- [EXERCISE DESCRIPTION]:
Reproduce every entry that follows word for word, but omit the images.

- [EXERCISE MATERIALS]:
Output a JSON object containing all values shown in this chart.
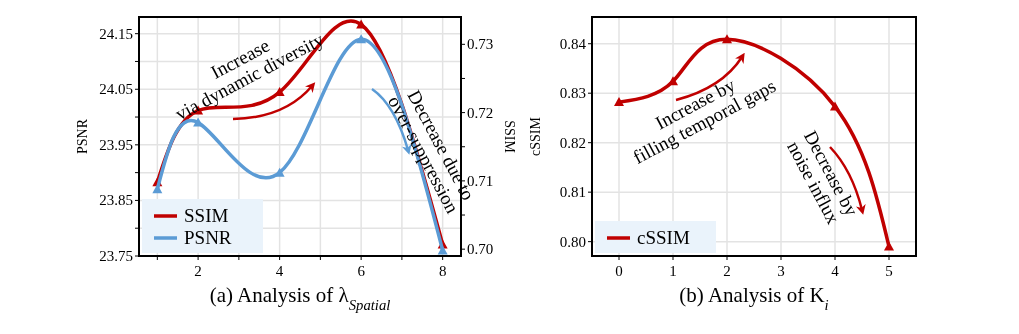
{
  "chart_data": [
    {
      "type": "line",
      "title": "(a) Analysis of λ$_{Spatial}$",
      "ylabel": "PSNR",
      "y2label": "SSIM",
      "x": [
        1,
        2,
        4,
        6,
        8
      ],
      "series": [
        {
          "name": "SSIM",
          "color": "#c00000",
          "axis": "y2",
          "values": [
            0.7098,
            0.7203,
            0.723,
            0.7329,
            0.7007
          ]
        },
        {
          "name": "PSNR",
          "color": "#5b9bd5",
          "values": [
            23.87,
            23.99,
            23.9,
            24.14,
            23.76
          ]
        }
      ],
      "xlim": [
        0.55,
        8.45
      ],
      "xticks": [
        {
          "value": 1,
          "label": null
        },
        2,
        {
          "value": 3,
          "label": null
        },
        4,
        {
          "value": 5,
          "label": null
        },
        6,
        {
          "value": 7,
          "label": null
        },
        8
      ],
      "ylim": [
        23.75,
        24.18
      ],
      "yticks": [
        23.75,
        {
          "value": 23.8,
          "label": null
        },
        23.85,
        {
          "value": 23.9,
          "label": null
        },
        23.95,
        {
          "value": 24.0,
          "label": null
        },
        24.05,
        {
          "value": 24.1,
          "label": null
        },
        24.15
      ],
      "y2lim": [
        0.699,
        0.734
      ],
      "y2ticks": [
        {
          "value": 0.7,
          "label": "0.70"
        },
        {
          "value": 0.705,
          "label": null
        },
        0.71,
        {
          "value": 0.715,
          "label": null
        },
        0.72,
        {
          "value": 0.725,
          "label": null
        },
        0.73
      ],
      "annotations": [
        "Increase\nvia dynamic diversity",
        "Decrease due to\nover-suppression"
      ],
      "grid": true,
      "legend": "bottom left",
      "marker": "triangle",
      "line_style": "solid"
    },
    {
      "type": "line",
      "title": "(b) Analysis of K$_{i}$",
      "ylabel": "cSSIM",
      "x": [
        0,
        1,
        2,
        4,
        5
      ],
      "series": [
        {
          "name": "cSSIM",
          "color": "#c00000",
          "values": [
            0.8282,
            0.8324,
            0.8409,
            0.8273,
            0.799
          ]
        }
      ],
      "xlim": [
        -0.5,
        5.5
      ],
      "xticks": [
        0,
        1,
        2,
        3,
        4,
        5
      ],
      "ylim": [
        0.7971,
        0.8454
      ],
      "yticks": [
        {
          "value": 0.8,
          "label": "0.80"
        },
        0.81,
        0.82,
        0.83,
        0.84
      ],
      "annotations": [
        "Increase by\nfilling temporal gaps",
        "Decrease by\nnoise influx"
      ],
      "grid": true,
      "legend": "bottom left",
      "marker": "triangle",
      "line_style": "solid"
    }
  ]
}
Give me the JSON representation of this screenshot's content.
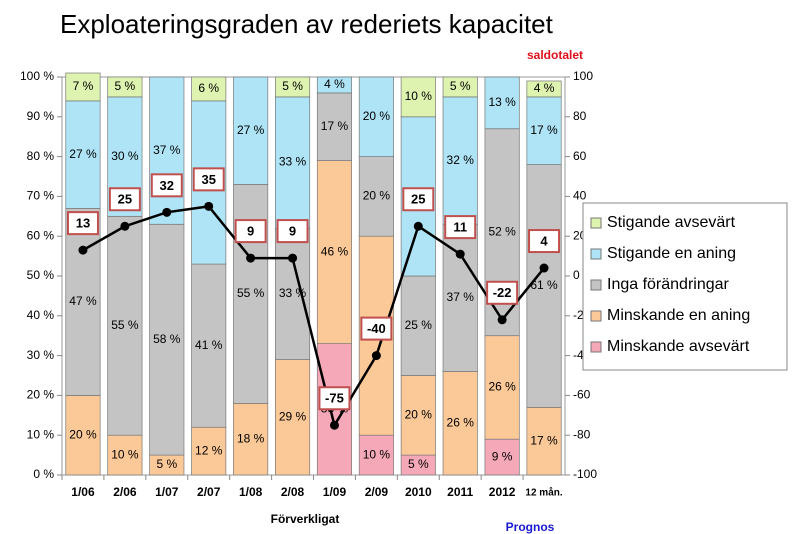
{
  "chart_data": {
    "type": "stacked_bar_line",
    "title": "Exploateringsgraden av rederiets kapacitet",
    "y2label": "saldotalet",
    "annotations": [
      "Förverkligat",
      "Prognos"
    ],
    "categories": [
      "1/06",
      "2/06",
      "1/07",
      "2/07",
      "1/08",
      "2/08",
      "1/09",
      "2/09",
      "2010",
      "2011",
      "2012",
      "12 mån."
    ],
    "series": [
      {
        "name": "Minskande avsevärt",
        "color": "#f5a9b8",
        "values": [
          0,
          0,
          0,
          0,
          0,
          0,
          33,
          10,
          5,
          0,
          9,
          0
        ],
        "value_labels": [
          null,
          null,
          null,
          null,
          null,
          null,
          "33 %",
          "10 %",
          "5 %",
          null,
          "9 %",
          null
        ]
      },
      {
        "name": "Minskande en aning",
        "color": "#fbc898",
        "values": [
          20,
          10,
          5,
          12,
          18,
          29,
          46,
          50,
          20,
          26,
          26,
          17
        ],
        "value_labels": [
          "20 %",
          "10 %",
          "5 %",
          "12 %",
          "18 %",
          "29 %",
          "46 %",
          "50 %",
          "20 %",
          "26 %",
          "26 %",
          "17 %"
        ]
      },
      {
        "name": "Inga förändringar",
        "color": "#c4c4c4",
        "values": [
          47,
          55,
          58,
          41,
          55,
          33,
          17,
          20,
          25,
          37,
          52,
          61
        ],
        "value_labels": [
          "47 %",
          "55 %",
          "58 %",
          "41 %",
          "55 %",
          "33 %",
          "17 %",
          "20 %",
          "25 %",
          "37 %",
          "52 %",
          "61 %"
        ]
      },
      {
        "name": "Stigande en aning",
        "color": "#aee4f6",
        "values": [
          27,
          30,
          37,
          41,
          27,
          33,
          4,
          20,
          40,
          32,
          13,
          17
        ],
        "value_labels": [
          "27 %",
          "30 %",
          "37 %",
          "41 %",
          "27 %",
          "33 %",
          "4 %",
          "20 %",
          "40 %",
          "32 %",
          "13 %",
          "17 %"
        ]
      },
      {
        "name": "Stigande avsevärt",
        "color": "#def3b0",
        "values": [
          7,
          5,
          0,
          6,
          0,
          5,
          0,
          0,
          10,
          5,
          0,
          4
        ],
        "value_labels": [
          "7 %",
          "5 %",
          null,
          "6 %",
          null,
          "5 %",
          null,
          null,
          "10 %",
          "5 %",
          null,
          "4 %"
        ]
      }
    ],
    "line": {
      "color": "#000000",
      "axis": "y2",
      "values": [
        13,
        25,
        32,
        35,
        9,
        9,
        -75,
        -40,
        25,
        11,
        -22,
        4
      ]
    },
    "ylim": [
      0,
      100
    ],
    "yticks": [
      {
        "value": 0,
        "label": "0 %"
      },
      {
        "value": 10,
        "label": "10 %"
      },
      {
        "value": 20,
        "label": "20 %"
      },
      {
        "value": 30,
        "label": "30 %"
      },
      {
        "value": 40,
        "label": "40 %"
      },
      {
        "value": 50,
        "label": "50 %"
      },
      {
        "value": 60,
        "label": "60 %"
      },
      {
        "value": 70,
        "label": "70 %"
      },
      {
        "value": 80,
        "label": "80 %"
      },
      {
        "value": 90,
        "label": "90 %"
      },
      {
        "value": 100,
        "label": "100 %"
      }
    ],
    "y2lim": [
      -100,
      100
    ],
    "y2ticks": [
      -100,
      -80,
      -60,
      -40,
      -20,
      0,
      20,
      40,
      60,
      80,
      100
    ],
    "legend": "right"
  }
}
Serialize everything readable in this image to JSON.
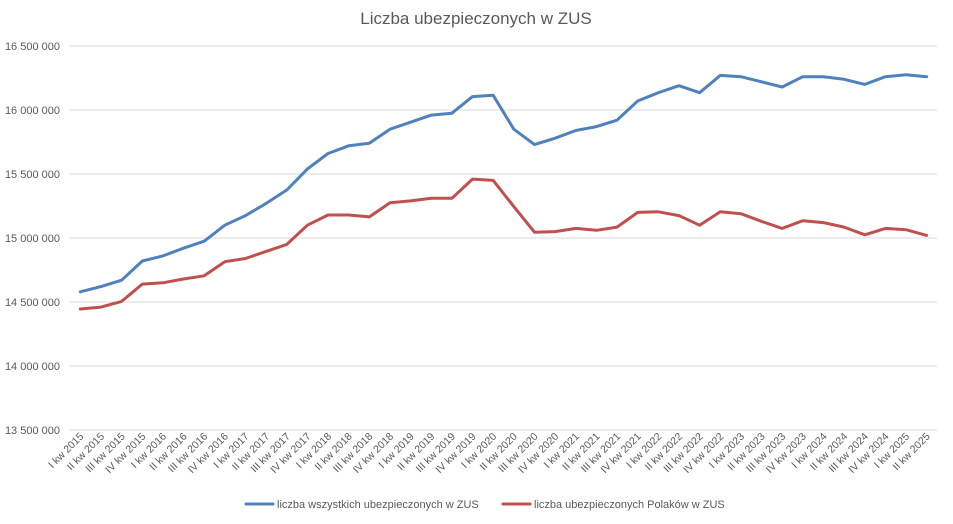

- [EXERCISE SOLUTION]:
Output a JSON object containing all values shown in this chart.
{
  "chart_data": [
    {
      "type": "line",
      "title": "(a) Analysis of λ$_{Spatial}$",
      "ylabel": "PSNR",
      "y2label": "SSIM",
      "x": [
        1,
        2,
        4,
        6,
        8
      ],
      "series": [
        {
          "name": "SSIM",
          "color": "#c00000",
          "axis": "y2",
          "values": [
            0.7098,
            0.7203,
            0.723,
            0.7329,
            0.7007
          ]
        },
        {
          "name": "PSNR",
          "color": "#5b9bd5",
          "values": [
            23.87,
            23.99,
            23.9,
            24.14,
            23.76
          ]
        }
      ],
      "xlim": [
        0.55,
        8.45
      ],
      "xticks": [
        {
          "value": 1,
          "label": null
        },
        2,
        {
          "value": 3,
          "label": null
        },
        4,
        {
          "value": 5,
          "label": null
        },
        6,
        {
          "value": 7,
          "label": null
        },
        8
      ],
      "ylim": [
        23.75,
        24.18
      ],
      "yticks": [
        23.75,
        {
          "value": 23.8,
          "label": null
        },
        23.85,
        {
          "value": 23.9,
          "label": null
        },
        23.95,
        {
          "value": 24.0,
          "label": null
        },
        24.05,
        {
          "value": 24.1,
          "label": null
        },
        24.15
      ],
      "y2lim": [
        0.699,
        0.734
      ],
      "y2ticks": [
        {
          "value": 0.7,
          "label": "0.70"
        },
        {
          "value": 0.705,
          "label": null
        },
        0.71,
        {
          "value": 0.715,
          "label": null
        },
        0.72,
        {
          "value": 0.725,
          "label": null
        },
        0.73
      ],
      "annotations": [
        "Increase\nvia dynamic diversity",
        "Decrease due to\nover-suppression"
      ],
      "grid": true,
      "legend": "bottom left",
      "marker": "triangle",
      "line_style": "solid"
    },
    {
      "type": "line",
      "title": "(b) Analysis of K$_{i}$",
      "ylabel": "cSSIM",
      "x": [
        0,
        1,
        2,
        4,
        5
      ],
      "series": [
        {
          "name": "cSSIM",
          "color": "#c00000",
          "values": [
            0.8282,
            0.8324,
            0.8409,
            0.8273,
            0.799
          ]
        }
      ],
      "xlim": [
        -0.5,
        5.5
      ],
      "xticks": [
        0,
        1,
        2,
        3,
        4,
        5
      ],
      "ylim": [
        0.7971,
        0.8454
      ],
      "yticks": [
        {
          "value": 0.8,
          "label": "0.80"
        },
        0.81,
        0.82,
        0.83,
        0.84
      ],
      "annotations": [
        "Increase by\nfilling temporal gaps",
        "Decrease by\nnoise influx"
      ],
      "grid": true,
      "legend": "bottom left",
      "marker": "triangle",
      "line_style": "solid"
    }
  ]
}
Give me the JSON representation of this screenshot's content.
{
  "chart_data": {
    "type": "stacked_bar_line",
    "title": "Exploateringsgraden av rederiets kapacitet",
    "y2label": "saldotalet",
    "annotations": [
      "Förverkligat",
      "Prognos"
    ],
    "categories": [
      "1/06",
      "2/06",
      "1/07",
      "2/07",
      "1/08",
      "2/08",
      "1/09",
      "2/09",
      "2010",
      "2011",
      "2012",
      "12 mån."
    ],
    "series": [
      {
        "name": "Minskande avsevärt",
        "color": "#f5a9b8",
        "values": [
          0,
          0,
          0,
          0,
          0,
          0,
          33,
          10,
          5,
          0,
          9,
          0
        ],
        "value_labels": [
          null,
          null,
          null,
          null,
          null,
          null,
          "33 %",
          "10 %",
          "5 %",
          null,
          "9 %",
          null
        ]
      },
      {
        "name": "Minskande en aning",
        "color": "#fbc898",
        "values": [
          20,
          10,
          5,
          12,
          18,
          29,
          46,
          50,
          20,
          26,
          26,
          17
        ],
        "value_labels": [
          "20 %",
          "10 %",
          "5 %",
          "12 %",
          "18 %",
          "29 %",
          "46 %",
          "50 %",
          "20 %",
          "26 %",
          "26 %",
          "17 %"
        ]
      },
      {
        "name": "Inga förändringar",
        "color": "#c4c4c4",
        "values": [
          47,
          55,
          58,
          41,
          55,
          33,
          17,
          20,
          25,
          37,
          52,
          61
        ],
        "value_labels": [
          "47 %",
          "55 %",
          "58 %",
          "41 %",
          "55 %",
          "33 %",
          "17 %",
          "20 %",
          "25 %",
          "37 %",
          "52 %",
          "61 %"
        ]
      },
      {
        "name": "Stigande en aning",
        "color": "#aee4f6",
        "values": [
          27,
          30,
          37,
          41,
          27,
          33,
          4,
          20,
          40,
          32,
          13,
          17
        ],
        "value_labels": [
          "27 %",
          "30 %",
          "37 %",
          "41 %",
          "27 %",
          "33 %",
          "4 %",
          "20 %",
          "40 %",
          "32 %",
          "13 %",
          "17 %"
        ]
      },
      {
        "name": "Stigande avsevärt",
        "color": "#def3b0",
        "values": [
          7,
          5,
          0,
          6,
          0,
          5,
          0,
          0,
          10,
          5,
          0,
          4
        ],
        "value_labels": [
          "7 %",
          "5 %",
          null,
          "6 %",
          null,
          "5 %",
          null,
          null,
          "10 %",
          "5 %",
          null,
          "4 %"
        ]
      }
    ],
    "line": {
      "color": "#000000",
      "axis": "y2",
      "values": [
        13,
        25,
        32,
        35,
        9,
        9,
        -75,
        -40,
        25,
        11,
        -22,
        4
      ]
    },
    "ylim": [
      0,
      100
    ],
    "yticks": [
      {
        "value": 0,
        "label": "0 %"
      },
      {
        "value": 10,
        "label": "10 %"
      },
      {
        "value": 20,
        "label": "20 %"
      },
      {
        "value": 30,
        "label": "30 %"
      },
      {
        "value": 40,
        "label": "40 %"
      },
      {
        "value": 50,
        "label": "50 %"
      },
      {
        "value": 60,
        "label": "60 %"
      },
      {
        "value": 70,
        "label": "70 %"
      },
      {
        "value": 80,
        "label": "80 %"
      },
      {
        "value": 90,
        "label": "90 %"
      },
      {
        "value": 100,
        "label": "100 %"
      }
    ],
    "y2lim": [
      -100,
      100
    ],
    "y2ticks": [
      -100,
      -80,
      -60,
      -40,
      -20,
      0,
      20,
      40,
      60,
      80,
      100
    ],
    "legend": "right"
  }
}
Serialize everything readable in this image to JSON.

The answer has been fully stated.